[start PROVIDED RECORDS]

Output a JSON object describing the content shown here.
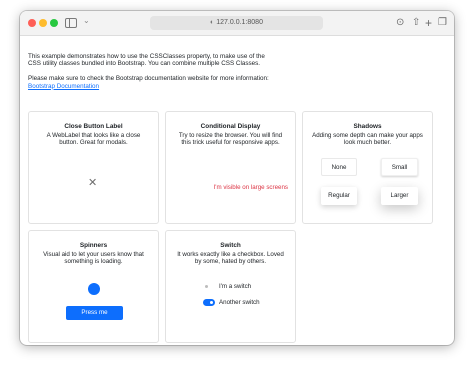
{
  "browser": {
    "url": "127.0.0.1:8080",
    "icons": {
      "close": "close-window",
      "minimize": "minimize-window",
      "maximize": "maximize-window",
      "sidebar": "sidebar-icon",
      "download": "download-icon",
      "share": "share-icon",
      "new_tab": "plus-icon",
      "tabs": "tab-overview-icon"
    },
    "colors": {
      "close": "#fe5f57",
      "minimize": "#febc2e",
      "maximize": "#28c840"
    }
  },
  "intro": {
    "paragraph1": "This example demonstrates how to use the CSSClasses property, to make use of the CSS utility classes bundled into Bootstrap. You can combine multiple CSS Classes.",
    "paragraph2": "Please make sure to check the Bootstrap documentation website for more information:",
    "link": "Bootstrap Documentation"
  },
  "cards": {
    "close_button": {
      "title": "Close Button Label",
      "text": "A WebLabel that looks like a close button. Great for modals.",
      "symbol": "✕"
    },
    "conditional": {
      "title": "Conditional Display",
      "text": "Try to resize the browser. You will find this trick useful for responsive apps.",
      "visible_text": "I'm visible on large screens"
    },
    "shadows": {
      "title": "Shadows",
      "text": "Adding some depth can make your apps look much better.",
      "buttons": [
        "None",
        "Small",
        "Regular",
        "Larger"
      ]
    },
    "spinners": {
      "title": "Spinners",
      "text": "Visual aid to let your users know that something is loading.",
      "button": "Press me"
    },
    "switch": {
      "title": "Switch",
      "text": "It works exactly like a checkbox. Loved by some, hated by others.",
      "switch1": {
        "label": "I'm a switch",
        "checked": false
      },
      "switch2": {
        "label": "Another switch",
        "checked": true
      }
    }
  },
  "colors": {
    "primary": "#0d6efd",
    "danger": "#dc3545"
  }
}
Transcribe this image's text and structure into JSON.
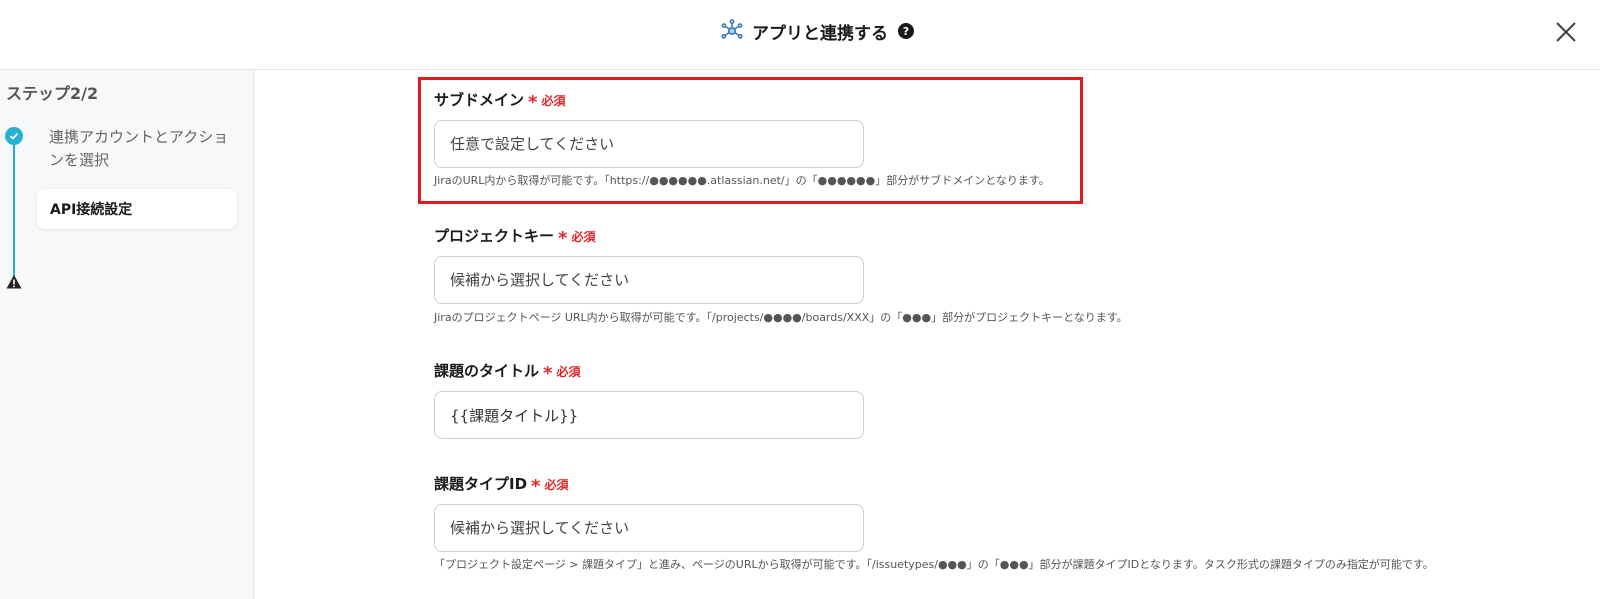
{
  "header": {
    "title": "アプリと連携する",
    "help_symbol": "?"
  },
  "sidebar": {
    "step_header": "ステップ2/2",
    "steps": [
      {
        "label": "連携アカウントとアクションを選択",
        "status": "complete"
      },
      {
        "label": "API接続設定",
        "status": "warning"
      }
    ]
  },
  "colors": {
    "accent": "#25b0d6",
    "required": "#e2262a",
    "highlight": "#e01b1b"
  },
  "form": {
    "fields": [
      {
        "label": "サブドメイン",
        "required_star": "*",
        "required_text": "必須",
        "placeholder": "任意で設定してください",
        "value": "",
        "hint": "JiraのURL内から取得が可能です。「https://●●●●●●.atlassian.net/」の「●●●●●●」部分がサブドメインとなります。"
      },
      {
        "label": "プロジェクトキー",
        "required_star": "*",
        "required_text": "必須",
        "placeholder": "候補から選択してください",
        "value": "",
        "hint": "Jiraのプロジェクトページ URL内から取得が可能です。「/projects/●●●●/boards/XXX」の「●●●」部分がプロジェクトキーとなります。"
      },
      {
        "label": "課題のタイトル",
        "required_star": "*",
        "required_text": "必須",
        "placeholder": "",
        "value": "{{課題タイトル}}",
        "hint": ""
      },
      {
        "label": "課題タイプID",
        "required_star": "*",
        "required_text": "必須",
        "placeholder": "候補から選択してください",
        "value": "",
        "hint": "「プロジェクト設定ページ > 課題タイプ」と進み、ページのURLから取得が可能です。「/issuetypes/●●●」の「●●●」部分が課題タイプIDとなります。タスク形式の課題タイプのみ指定が可能です。"
      }
    ]
  }
}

[end PROVIDED RECORDS]

EXERCISE BRIEF — Reproduce the whole listing exactly, but not the images in it.

EXERCISE RESULT —
Output a JSON object describing the content shown here.
{
  "browser": {
    "url": "127.0.0.1:8080",
    "icons": {
      "close": "close-window",
      "minimize": "minimize-window",
      "maximize": "maximize-window",
      "sidebar": "sidebar-icon",
      "download": "download-icon",
      "share": "share-icon",
      "new_tab": "plus-icon",
      "tabs": "tab-overview-icon"
    },
    "colors": {
      "close": "#fe5f57",
      "minimize": "#febc2e",
      "maximize": "#28c840"
    }
  },
  "intro": {
    "paragraph1": "This example demonstrates how to use the CSSClasses property, to make use of the CSS utility classes bundled into Bootstrap. You can combine multiple CSS Classes.",
    "paragraph2": "Please make sure to check the Bootstrap documentation website for more information:",
    "link": "Bootstrap Documentation"
  },
  "cards": {
    "close_button": {
      "title": "Close Button Label",
      "text": "A WebLabel that looks like a close button. Great for modals.",
      "symbol": "✕"
    },
    "conditional": {
      "title": "Conditional Display",
      "text": "Try to resize the browser. You will find this trick useful for responsive apps.",
      "visible_text": "I'm visible on large screens"
    },
    "shadows": {
      "title": "Shadows",
      "text": "Adding some depth can make your apps look much better.",
      "buttons": [
        "None",
        "Small",
        "Regular",
        "Larger"
      ]
    },
    "spinners": {
      "title": "Spinners",
      "text": "Visual aid to let your users know that something is loading.",
      "button": "Press me"
    },
    "switch": {
      "title": "Switch",
      "text": "It works exactly like a checkbox. Loved by some, hated by others.",
      "switch1": {
        "label": "I'm a switch",
        "checked": false
      },
      "switch2": {
        "label": "Another switch",
        "checked": true
      }
    }
  },
  "colors": {
    "primary": "#0d6efd",
    "danger": "#dc3545"
  }
}
Transcribe this image's text and structure into JSON.
{
  "header": {
    "title": "アプリと連携する",
    "help_symbol": "?"
  },
  "sidebar": {
    "step_header": "ステップ2/2",
    "steps": [
      {
        "label": "連携アカウントとアクションを選択",
        "status": "complete"
      },
      {
        "label": "API接続設定",
        "status": "warning"
      }
    ]
  },
  "colors": {
    "accent": "#25b0d6",
    "required": "#e2262a",
    "highlight": "#e01b1b"
  },
  "form": {
    "fields": [
      {
        "label": "サブドメイン",
        "required_star": "*",
        "required_text": "必須",
        "placeholder": "任意で設定してください",
        "value": "",
        "hint": "JiraのURL内から取得が可能です。「https://●●●●●●.atlassian.net/」の「●●●●●●」部分がサブドメインとなります。"
      },
      {
        "label": "プロジェクトキー",
        "required_star": "*",
        "required_text": "必須",
        "placeholder": "候補から選択してください",
        "value": "",
        "hint": "Jiraのプロジェクトページ URL内から取得が可能です。「/projects/●●●●/boards/XXX」の「●●●」部分がプロジェクトキーとなります。"
      },
      {
        "label": "課題のタイトル",
        "required_star": "*",
        "required_text": "必須",
        "placeholder": "",
        "value": "{{課題タイトル}}",
        "hint": ""
      },
      {
        "label": "課題タイプID",
        "required_star": "*",
        "required_text": "必須",
        "placeholder": "候補から選択してください",
        "value": "",
        "hint": "「プロジェクト設定ページ > 課題タイプ」と進み、ページのURLから取得が可能です。「/issuetypes/●●●」の「●●●」部分が課題タイプIDとなります。タスク形式の課題タイプのみ指定が可能です。"
      }
    ]
  }
}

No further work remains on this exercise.